___ ENTRIES SUPPLIED ___
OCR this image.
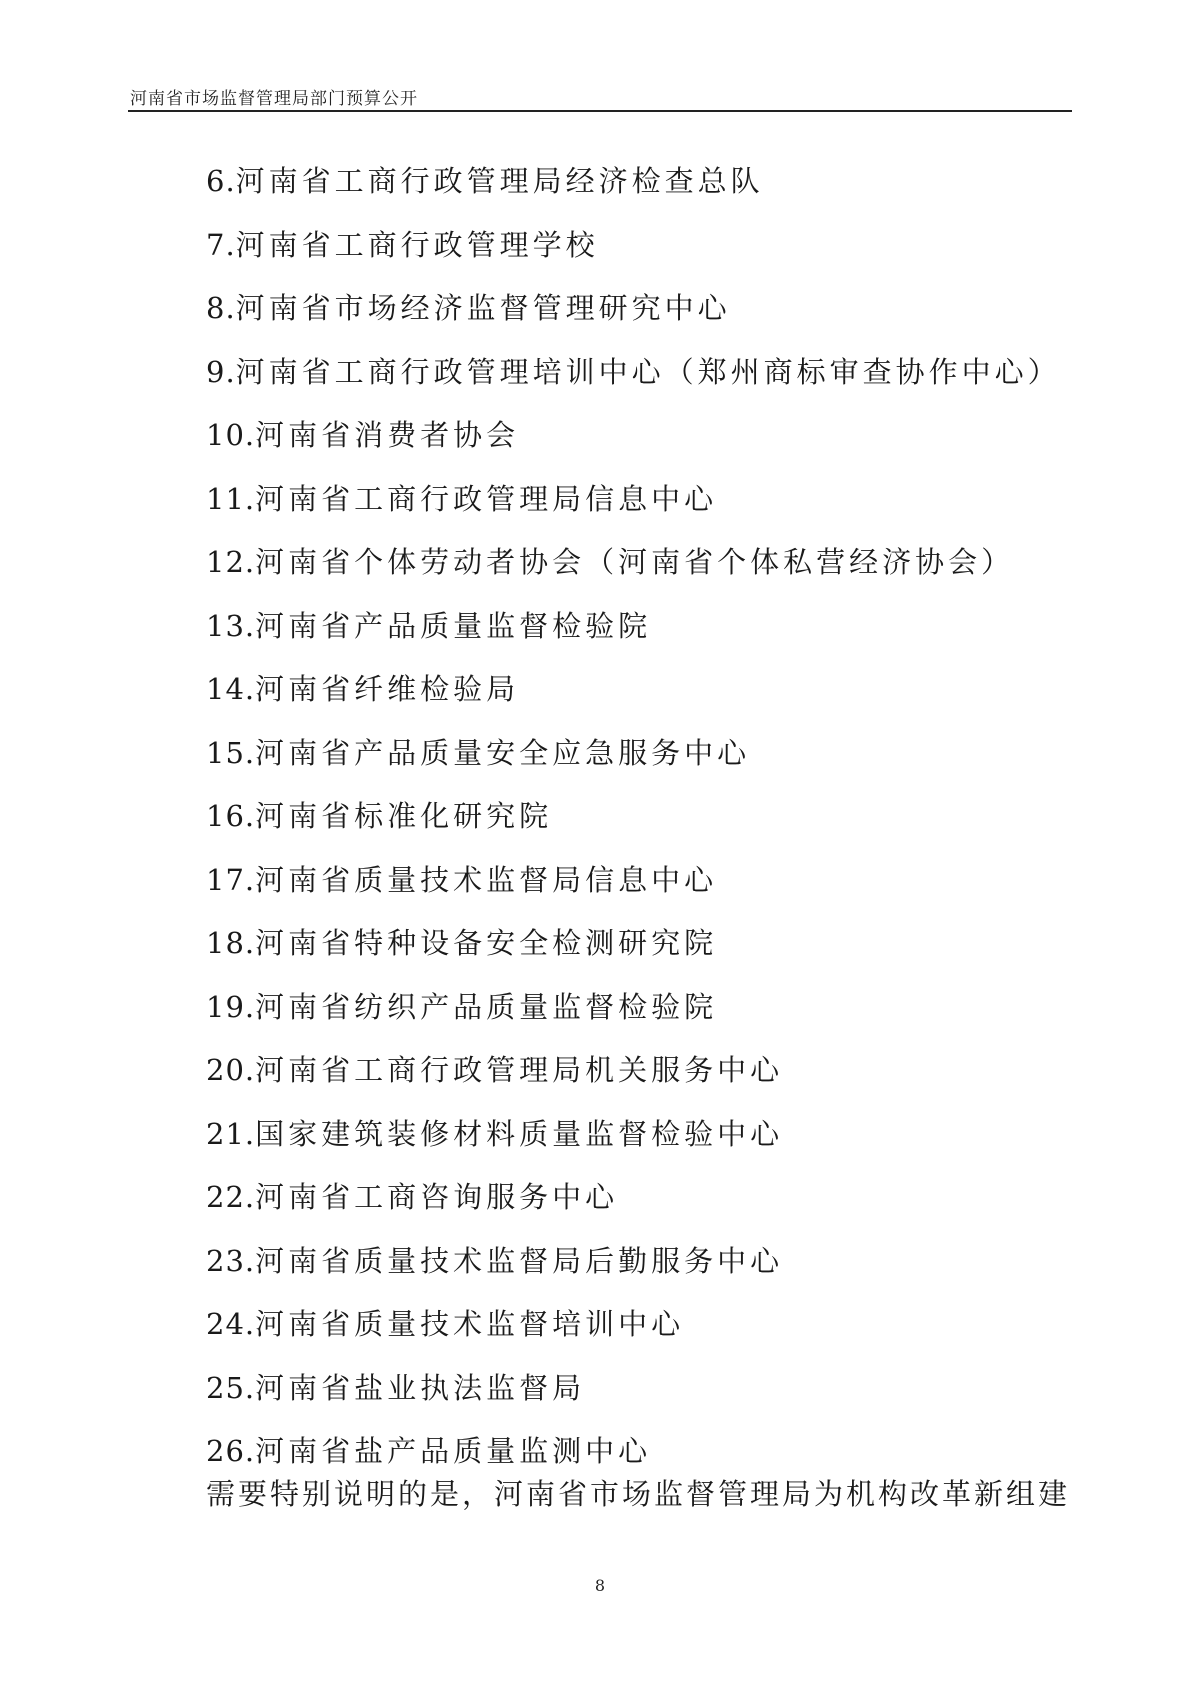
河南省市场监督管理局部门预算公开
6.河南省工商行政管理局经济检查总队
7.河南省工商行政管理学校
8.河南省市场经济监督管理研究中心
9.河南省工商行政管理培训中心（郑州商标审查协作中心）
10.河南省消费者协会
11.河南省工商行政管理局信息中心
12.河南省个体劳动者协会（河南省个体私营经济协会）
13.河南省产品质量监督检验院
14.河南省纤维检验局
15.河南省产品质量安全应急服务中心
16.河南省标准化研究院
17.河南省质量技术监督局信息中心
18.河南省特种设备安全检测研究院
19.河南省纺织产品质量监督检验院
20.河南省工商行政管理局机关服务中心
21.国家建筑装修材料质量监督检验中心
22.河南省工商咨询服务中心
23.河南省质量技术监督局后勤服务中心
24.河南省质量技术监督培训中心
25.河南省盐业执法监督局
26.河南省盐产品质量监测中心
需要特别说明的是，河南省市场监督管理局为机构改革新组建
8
___
___ ENTRIES SUPPLIED ___
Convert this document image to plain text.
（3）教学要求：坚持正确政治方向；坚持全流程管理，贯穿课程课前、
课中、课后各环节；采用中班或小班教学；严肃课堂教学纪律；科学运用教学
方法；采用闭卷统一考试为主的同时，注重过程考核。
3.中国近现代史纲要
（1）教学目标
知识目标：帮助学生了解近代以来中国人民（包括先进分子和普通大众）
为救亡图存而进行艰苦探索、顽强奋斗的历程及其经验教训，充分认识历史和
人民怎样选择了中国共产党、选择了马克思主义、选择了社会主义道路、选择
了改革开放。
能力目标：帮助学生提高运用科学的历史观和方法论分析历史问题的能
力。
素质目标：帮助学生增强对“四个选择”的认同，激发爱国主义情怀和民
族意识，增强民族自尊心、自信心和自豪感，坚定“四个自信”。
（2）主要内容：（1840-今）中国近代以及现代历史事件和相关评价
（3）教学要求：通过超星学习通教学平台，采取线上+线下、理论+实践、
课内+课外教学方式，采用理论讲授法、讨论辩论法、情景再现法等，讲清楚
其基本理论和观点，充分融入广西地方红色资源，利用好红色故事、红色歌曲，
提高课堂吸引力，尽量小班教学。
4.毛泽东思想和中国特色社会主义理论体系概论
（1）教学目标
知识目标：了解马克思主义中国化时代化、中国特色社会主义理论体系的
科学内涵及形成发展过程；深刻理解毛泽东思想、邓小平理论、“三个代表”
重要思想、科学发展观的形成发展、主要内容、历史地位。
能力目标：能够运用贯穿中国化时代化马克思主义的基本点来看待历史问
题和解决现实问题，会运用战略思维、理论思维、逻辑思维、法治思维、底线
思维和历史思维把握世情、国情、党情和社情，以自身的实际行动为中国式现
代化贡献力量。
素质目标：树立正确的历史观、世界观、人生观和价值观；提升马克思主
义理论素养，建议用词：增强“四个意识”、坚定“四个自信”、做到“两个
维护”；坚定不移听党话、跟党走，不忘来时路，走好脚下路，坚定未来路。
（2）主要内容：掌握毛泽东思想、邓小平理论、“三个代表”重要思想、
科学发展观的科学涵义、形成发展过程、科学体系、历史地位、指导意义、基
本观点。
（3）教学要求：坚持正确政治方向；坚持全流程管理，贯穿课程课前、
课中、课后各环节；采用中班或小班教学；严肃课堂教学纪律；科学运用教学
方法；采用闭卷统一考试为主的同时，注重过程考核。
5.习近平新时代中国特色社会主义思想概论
___
GOAL: Collect every line from the records above that contains the word "历史地位".

ANSWER TO THE EXERCISE:
重要思想、科学发展观的形成发展、主要内容、历史地位。
科学发展观的科学涵义、形成发展过程、科学体系、历史地位、指导意义、基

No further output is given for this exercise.